▸ Records for the task:

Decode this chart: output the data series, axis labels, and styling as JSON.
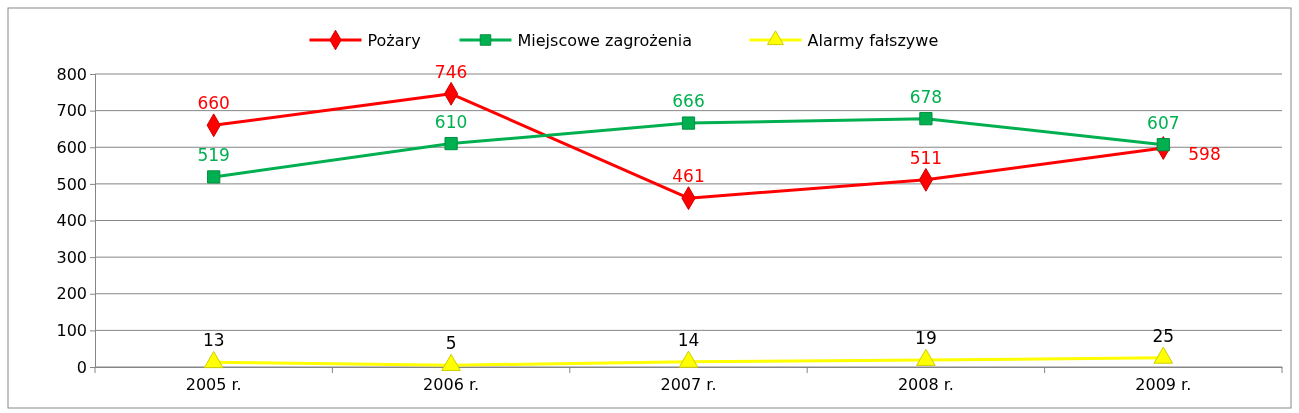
{
  "chart_data": {
    "type": "line",
    "categories": [
      "2005 r.",
      "2006 r.",
      "2007 r.",
      "2008 r.",
      "2009 r."
    ],
    "series": [
      {
        "name": "Pożary",
        "color": "#ff0000",
        "marker": "diamond",
        "values": [
          660,
          746,
          461,
          511,
          598
        ]
      },
      {
        "name": "Miejscowe zagrożenia",
        "color": "#00b050",
        "marker": "square",
        "values": [
          519,
          610,
          666,
          678,
          607
        ]
      },
      {
        "name": "Alarmy fałszywe",
        "color": "#ffff00",
        "marker": "triangle",
        "values": [
          13,
          5,
          14,
          19,
          25
        ]
      }
    ],
    "ylim": [
      0,
      800
    ],
    "yticks": [
      0,
      100,
      200,
      300,
      400,
      500,
      600,
      700,
      800
    ],
    "grid": "y",
    "legend": "top",
    "data_labels": true
  }
}
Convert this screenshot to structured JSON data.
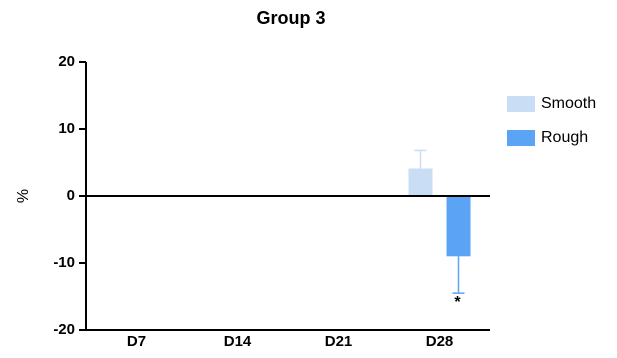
{
  "chart_data": {
    "type": "bar",
    "title": "Group 3",
    "xlabel": "",
    "ylabel": "%",
    "ylim": [
      -20,
      20
    ],
    "yticks": [
      -20,
      -10,
      0,
      10,
      20
    ],
    "categories": [
      "D7",
      "D14",
      "D21",
      "D28"
    ],
    "series": [
      {
        "name": "Smooth",
        "color": "#c9ddf5",
        "values": [
          null,
          null,
          null,
          4.1
        ],
        "errors": [
          null,
          null,
          null,
          2.7
        ]
      },
      {
        "name": "Rough",
        "color": "#5aa3f5",
        "values": [
          null,
          null,
          null,
          -9.0
        ],
        "errors": [
          null,
          null,
          null,
          5.5
        ]
      }
    ],
    "annotations": [
      {
        "category": "D28",
        "series": "Rough",
        "text": "*"
      }
    ],
    "legend": "right",
    "grid": false
  }
}
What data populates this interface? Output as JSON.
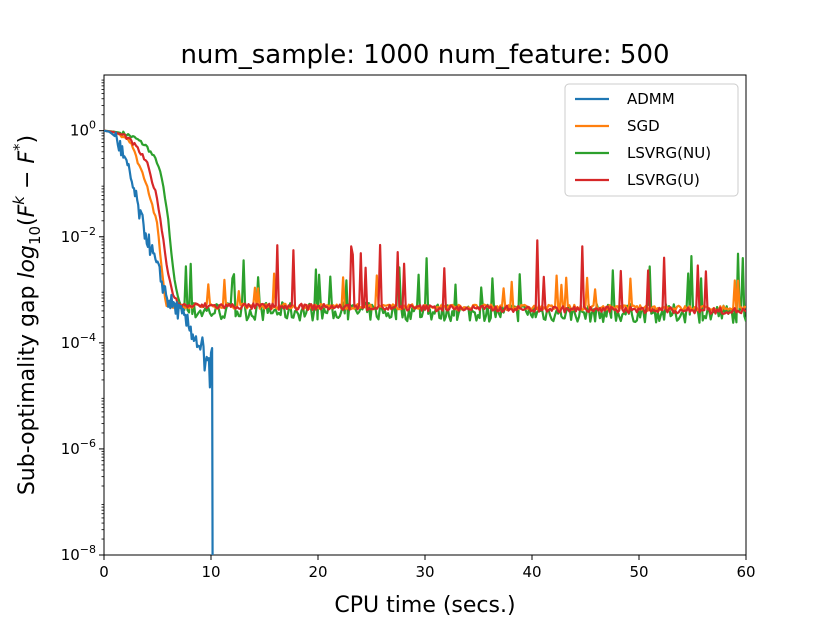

▸ Exercise: Each line of the data should be quoted exactly, with pictures left out.

▸ Answer to this task:
Decode this chart: output the data series, axis labels, and styling as JSON.
{
  "chart_data": {
    "type": "line",
    "categories": [
      "2005 r.",
      "2006 r.",
      "2007 r.",
      "2008 r.",
      "2009 r."
    ],
    "series": [
      {
        "name": "Pożary",
        "color": "#ff0000",
        "marker": "diamond",
        "values": [
          660,
          746,
          461,
          511,
          598
        ]
      },
      {
        "name": "Miejscowe zagrożenia",
        "color": "#00b050",
        "marker": "square",
        "values": [
          519,
          610,
          666,
          678,
          607
        ]
      },
      {
        "name": "Alarmy fałszywe",
        "color": "#ffff00",
        "marker": "triangle",
        "values": [
          13,
          5,
          14,
          19,
          25
        ]
      }
    ],
    "ylim": [
      0,
      800
    ],
    "yticks": [
      0,
      100,
      200,
      300,
      400,
      500,
      600,
      700,
      800
    ],
    "grid": "y",
    "legend": "top",
    "data_labels": true
  }
}
Convert this screenshot to structured JSON data.
{
  "chart_data": {
    "type": "bar",
    "title": "Group 3",
    "xlabel": "",
    "ylabel": "%",
    "ylim": [
      -20,
      20
    ],
    "yticks": [
      -20,
      -10,
      0,
      10,
      20
    ],
    "categories": [
      "D7",
      "D14",
      "D21",
      "D28"
    ],
    "series": [
      {
        "name": "Smooth",
        "color": "#c9ddf5",
        "values": [
          null,
          null,
          null,
          4.1
        ],
        "errors": [
          null,
          null,
          null,
          2.7
        ]
      },
      {
        "name": "Rough",
        "color": "#5aa3f5",
        "values": [
          null,
          null,
          null,
          -9.0
        ],
        "errors": [
          null,
          null,
          null,
          5.5
        ]
      }
    ],
    "annotations": [
      {
        "category": "D28",
        "series": "Rough",
        "text": "*"
      }
    ],
    "legend": "right",
    "grid": false
  }
}
What data populates this interface? Output as JSON.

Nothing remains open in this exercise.